WORK TO DO
Search the material below for the string "temperature" and extract each line that has it.

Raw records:
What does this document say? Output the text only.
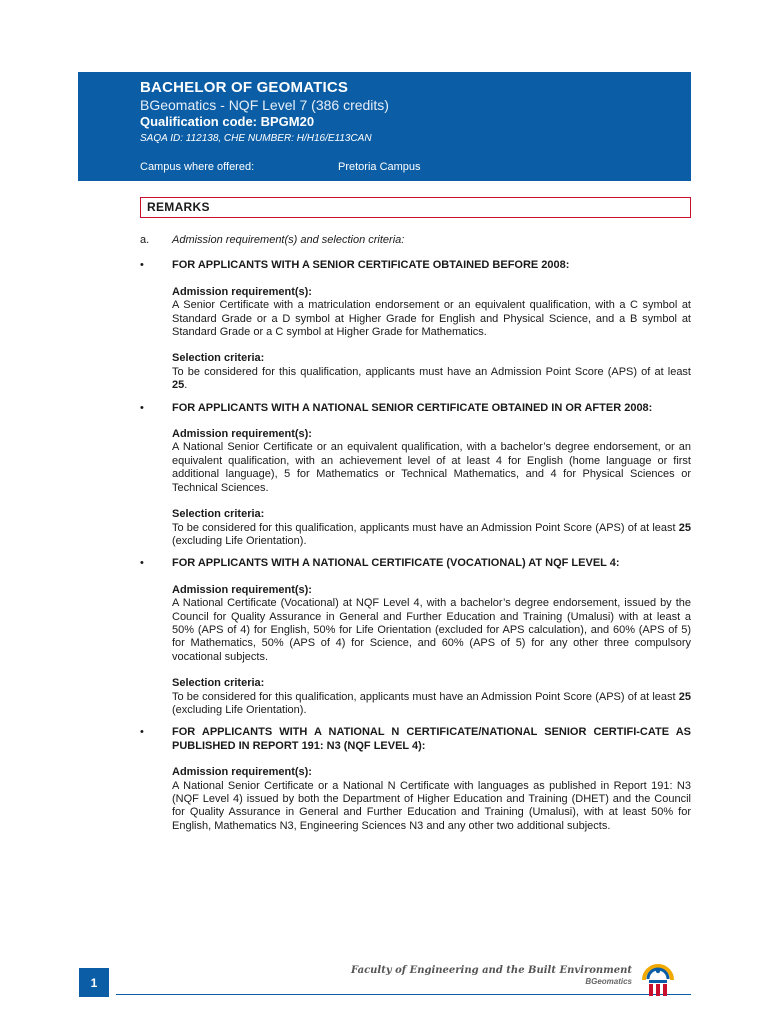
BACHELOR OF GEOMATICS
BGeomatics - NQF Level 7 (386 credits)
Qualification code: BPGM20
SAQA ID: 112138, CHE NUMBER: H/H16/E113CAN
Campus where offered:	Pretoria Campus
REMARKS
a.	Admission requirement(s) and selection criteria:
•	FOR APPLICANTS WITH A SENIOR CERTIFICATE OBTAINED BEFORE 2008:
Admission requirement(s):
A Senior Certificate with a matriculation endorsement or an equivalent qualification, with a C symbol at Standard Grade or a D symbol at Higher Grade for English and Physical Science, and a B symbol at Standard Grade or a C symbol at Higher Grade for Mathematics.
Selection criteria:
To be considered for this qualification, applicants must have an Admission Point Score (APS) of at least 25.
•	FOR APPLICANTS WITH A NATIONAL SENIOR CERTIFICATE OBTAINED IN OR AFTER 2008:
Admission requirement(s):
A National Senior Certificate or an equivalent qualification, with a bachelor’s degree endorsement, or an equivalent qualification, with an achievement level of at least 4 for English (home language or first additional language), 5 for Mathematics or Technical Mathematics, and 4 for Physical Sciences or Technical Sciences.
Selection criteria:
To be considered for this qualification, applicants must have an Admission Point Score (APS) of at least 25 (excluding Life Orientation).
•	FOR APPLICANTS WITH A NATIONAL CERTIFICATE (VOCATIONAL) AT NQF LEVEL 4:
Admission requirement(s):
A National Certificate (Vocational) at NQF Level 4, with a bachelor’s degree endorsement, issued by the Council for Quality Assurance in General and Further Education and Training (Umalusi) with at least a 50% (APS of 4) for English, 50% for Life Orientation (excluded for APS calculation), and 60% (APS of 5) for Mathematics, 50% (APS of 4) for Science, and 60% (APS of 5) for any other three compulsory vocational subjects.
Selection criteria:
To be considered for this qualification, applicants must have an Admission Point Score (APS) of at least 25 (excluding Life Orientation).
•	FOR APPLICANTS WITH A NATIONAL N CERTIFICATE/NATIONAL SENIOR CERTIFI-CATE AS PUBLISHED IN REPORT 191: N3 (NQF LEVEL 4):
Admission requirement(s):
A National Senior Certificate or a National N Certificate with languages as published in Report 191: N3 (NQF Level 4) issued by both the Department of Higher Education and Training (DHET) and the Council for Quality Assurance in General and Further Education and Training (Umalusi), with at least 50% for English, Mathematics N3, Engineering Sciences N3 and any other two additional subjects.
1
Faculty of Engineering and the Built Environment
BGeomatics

==

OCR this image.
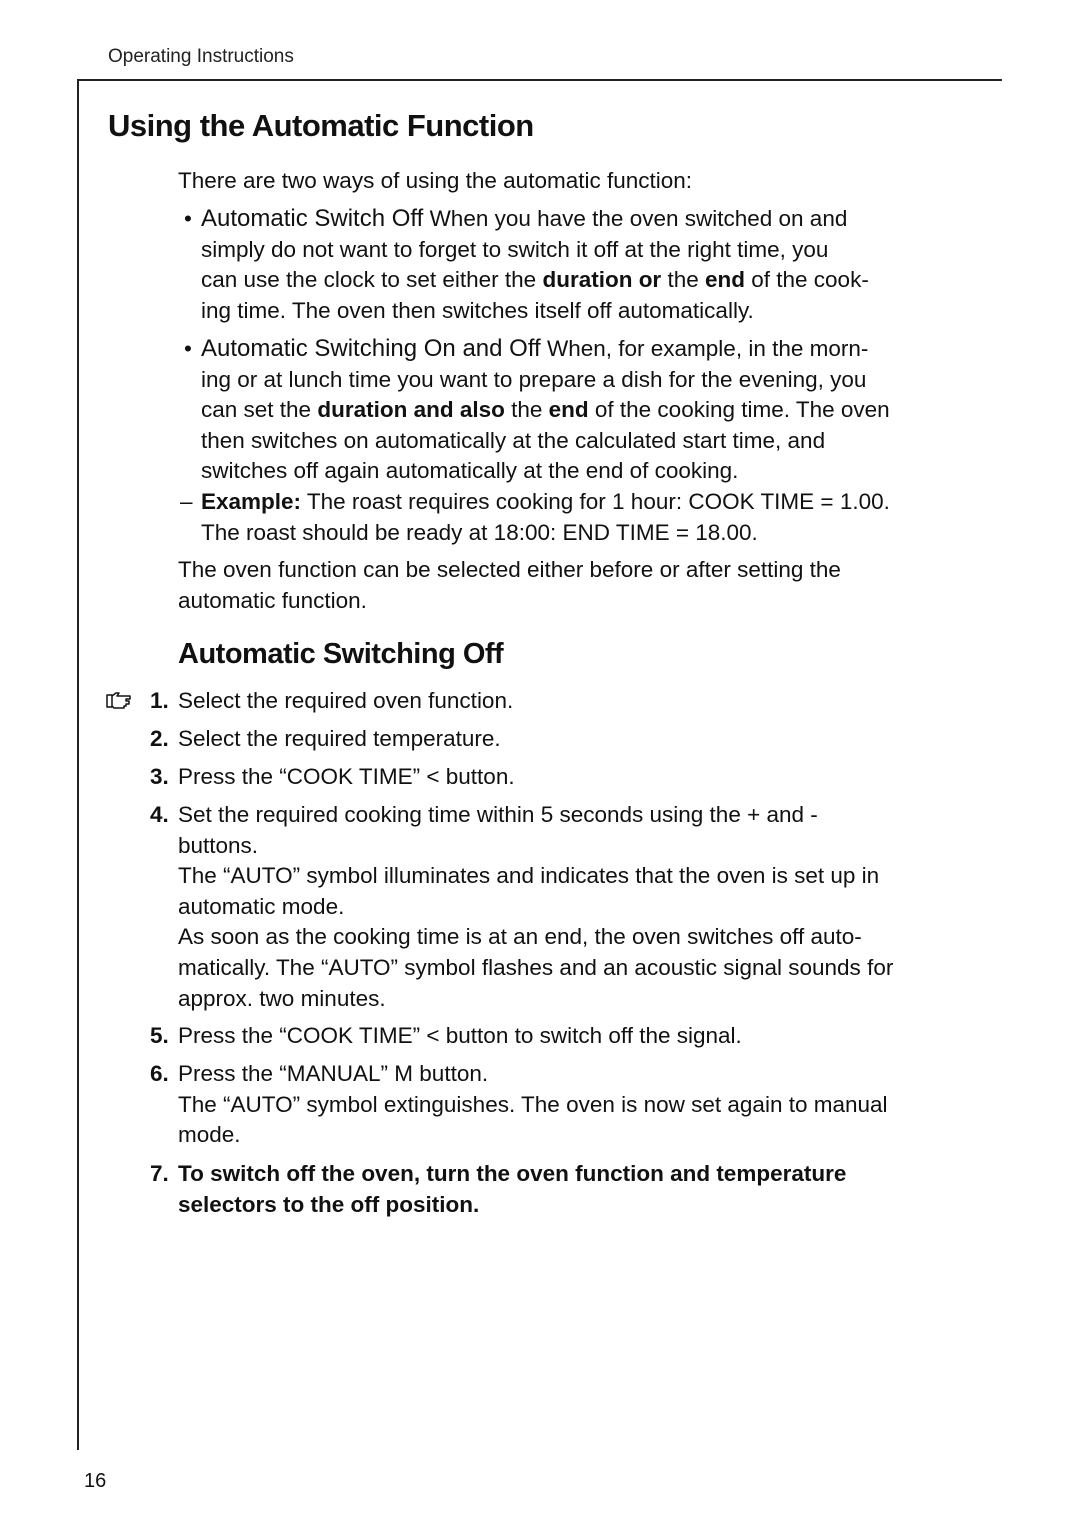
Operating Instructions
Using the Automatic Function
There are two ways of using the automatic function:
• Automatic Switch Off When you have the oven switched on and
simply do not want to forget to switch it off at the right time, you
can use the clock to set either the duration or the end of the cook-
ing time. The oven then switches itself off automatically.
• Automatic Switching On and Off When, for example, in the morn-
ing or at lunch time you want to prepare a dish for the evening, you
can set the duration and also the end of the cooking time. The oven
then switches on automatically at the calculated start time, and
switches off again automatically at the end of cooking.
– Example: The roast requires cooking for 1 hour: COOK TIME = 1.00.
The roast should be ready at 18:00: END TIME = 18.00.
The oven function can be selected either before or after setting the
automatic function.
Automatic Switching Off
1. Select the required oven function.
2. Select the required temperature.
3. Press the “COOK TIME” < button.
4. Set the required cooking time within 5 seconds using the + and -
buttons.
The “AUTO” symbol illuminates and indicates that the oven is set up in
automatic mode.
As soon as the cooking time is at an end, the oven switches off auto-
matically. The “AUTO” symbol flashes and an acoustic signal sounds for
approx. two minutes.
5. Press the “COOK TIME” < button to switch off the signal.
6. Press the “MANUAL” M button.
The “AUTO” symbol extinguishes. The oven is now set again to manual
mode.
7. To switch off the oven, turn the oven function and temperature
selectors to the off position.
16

WRITTEN SOLUTION
2. Select the required temperature.
7. To switch off the oven, turn the oven function and temperature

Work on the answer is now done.